* Set problem *
Take every line from the material that has the word "title" in it.

*****

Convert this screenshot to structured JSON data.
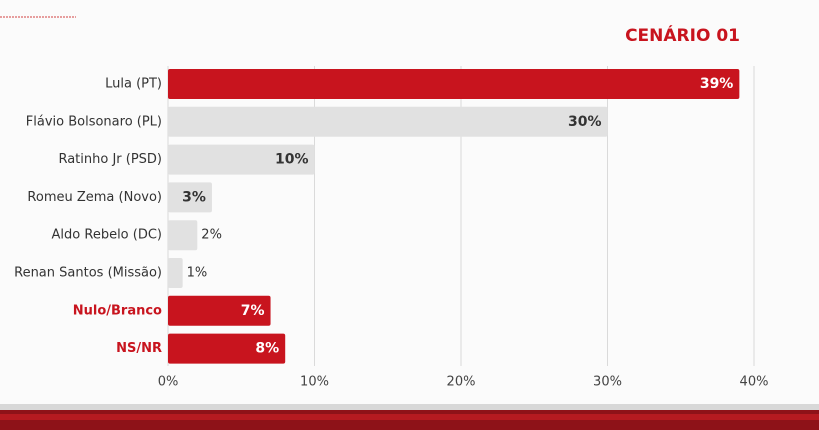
{
  "chart_data": {
    "type": "bar",
    "orientation": "horizontal",
    "title": "CENÁRIO 01",
    "categories": [
      "Lula (PT)",
      "Flávio Bolsonaro (PL)",
      "Ratinho Jr (PSD)",
      "Romeu Zema (Novo)",
      "Aldo Rebelo (DC)",
      "Renan Santos (Missão)",
      "Nulo/Branco",
      "NS/NR"
    ],
    "values": [
      39,
      30,
      10,
      3,
      2,
      1,
      7,
      8
    ],
    "value_labels": [
      "39%",
      "30%",
      "10%",
      "3%",
      "2%",
      "1%",
      "7%",
      "8%"
    ],
    "colors": [
      "#c8141e",
      "#e1e1e1",
      "#e1e1e1",
      "#e1e1e1",
      "#e1e1e1",
      "#e1e1e1",
      "#c8141e",
      "#c8141e"
    ],
    "highlight_color": "#c8141e",
    "xlim": [
      0,
      40
    ],
    "xticks": [
      {
        "value": 0,
        "label": "0%"
      },
      {
        "value": 10,
        "label": "10%"
      },
      {
        "value": 20,
        "label": "20%"
      },
      {
        "value": 30,
        "label": "30%"
      },
      {
        "value": 40,
        "label": "40%"
      }
    ],
    "grid": true
  }
}
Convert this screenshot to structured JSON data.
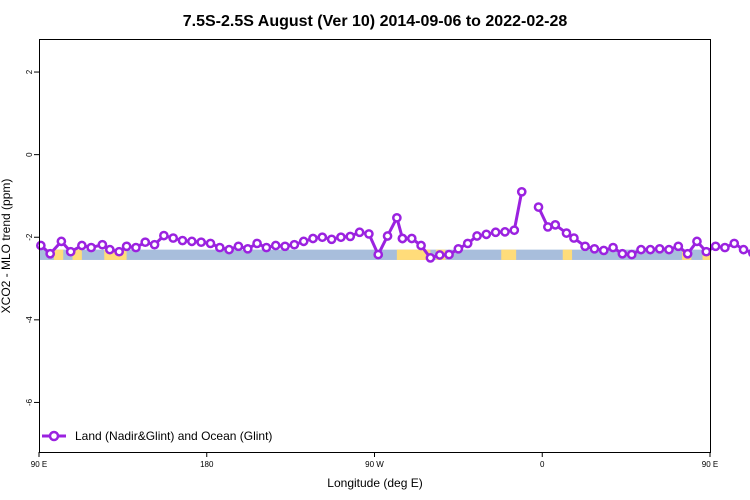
{
  "chart_data": {
    "type": "line",
    "title": "7.5S-2.5S August (Ver 10)   2014-09-06 to 2022-02-28",
    "xlabel": "Longitude (deg E)",
    "ylabel": "XCO2 - MLO trend (ppm)",
    "xlim": [
      90,
      450
    ],
    "ylim": [
      -7.2,
      2.8
    ],
    "x_ticks": [
      {
        "value": 90,
        "label": "90 E"
      },
      {
        "value": 180,
        "label": "180"
      },
      {
        "value": 270,
        "label": "90 W"
      },
      {
        "value": 360,
        "label": "0"
      },
      {
        "value": 450,
        "label": "90 E"
      },
      {
        "value": 540,
        "label": "180"
      }
    ],
    "y_ticks": [
      {
        "value": 2,
        "label": "2"
      },
      {
        "value": 0,
        "label": "0"
      },
      {
        "value": -2,
        "label": "-2"
      },
      {
        "value": -4,
        "label": "-4"
      },
      {
        "value": -6,
        "label": "-6"
      }
    ],
    "surface_bar": {
      "y_range": [
        -2.55,
        -2.3
      ],
      "ocean_color": "#a8bedc",
      "land_color": "#ffdc7a",
      "land_segments": [
        [
          98,
          103
        ],
        [
          108,
          113
        ],
        [
          125,
          137
        ],
        [
          282,
          300
        ],
        [
          303,
          308
        ],
        [
          338,
          346
        ],
        [
          371,
          376
        ],
        [
          435,
          440
        ],
        [
          446,
          452
        ],
        [
          495,
          501
        ],
        [
          508,
          512
        ],
        [
          525,
          531
        ]
      ]
    },
    "legend": {
      "label": "Land (Nadir&Glint) and Ocean (Glint)",
      "placement": "bottom-left"
    },
    "series": [
      {
        "name": "Land (Nadir&Glint) and Ocean (Glint)",
        "color": "#9b22e0",
        "segments": [
          {
            "x": [
              91,
              96,
              102,
              107,
              113,
              118,
              124,
              128,
              133,
              137,
              142,
              147,
              152,
              157,
              162,
              167,
              172,
              177,
              182,
              187,
              192,
              197,
              202,
              207,
              212,
              217,
              222,
              227,
              232,
              237,
              242,
              247,
              252,
              257,
              262,
              267,
              272,
              277,
              282,
              285
            ],
            "y": [
              -2.2,
              -2.4,
              -2.1,
              -2.35,
              -2.2,
              -2.25,
              -2.18,
              -2.3,
              -2.35,
              -2.22,
              -2.25,
              -2.12,
              -2.18,
              -1.96,
              -2.02,
              -2.08,
              -2.1,
              -2.12,
              -2.15,
              -2.25,
              -2.3,
              -2.22,
              -2.28,
              -2.15,
              -2.25,
              -2.2,
              -2.22,
              -2.18,
              -2.1,
              -2.03,
              -2,
              -2.05,
              -2,
              -1.98,
              -1.88,
              -1.92,
              -2.42,
              -1.97,
              -1.53,
              -2.03
            ]
          },
          {
            "x": [
              285,
              290,
              295,
              300,
              305,
              310,
              315,
              320,
              325,
              330,
              335,
              340,
              345,
              349
            ],
            "y": [
              -2.03,
              -2.03,
              -2.2,
              -2.5,
              -2.43,
              -2.42,
              -2.28,
              -2.15,
              -1.97,
              -1.93,
              -1.88,
              -1.87,
              -1.83,
              -0.9
            ]
          },
          {
            "x": [
              358,
              363,
              367,
              373,
              377,
              383,
              388,
              393,
              398,
              403,
              408,
              413,
              418,
              423,
              428,
              433,
              438,
              443,
              448,
              453,
              458,
              463,
              468,
              473,
              478,
              483,
              488,
              493,
              498,
              503,
              508,
              513,
              518,
              523
            ],
            "y": [
              -1.27,
              -1.75,
              -1.7,
              -1.9,
              -2.02,
              -2.22,
              -2.28,
              -2.32,
              -2.25,
              -2.4,
              -2.42,
              -2.3,
              -2.3,
              -2.28,
              -2.3,
              -2.22,
              -2.4,
              -2.1,
              -2.35,
              -2.22,
              -2.25,
              -2.15,
              -2.3,
              -2.38,
              -2.22,
              -2.25,
              -2.1,
              -2.18,
              -1.95,
              -2,
              -2.05,
              -2.07,
              -2.1,
              -2.1
            ]
          }
        ]
      }
    ]
  }
}
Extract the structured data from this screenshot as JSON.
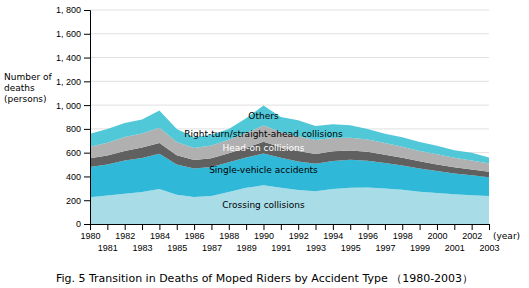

*****

* Written reply *
    "title": "CENÁRIO 01",
    "title": "7.5S-2.5S August (Ver 10)   2014-09-06 to 2022-02-28",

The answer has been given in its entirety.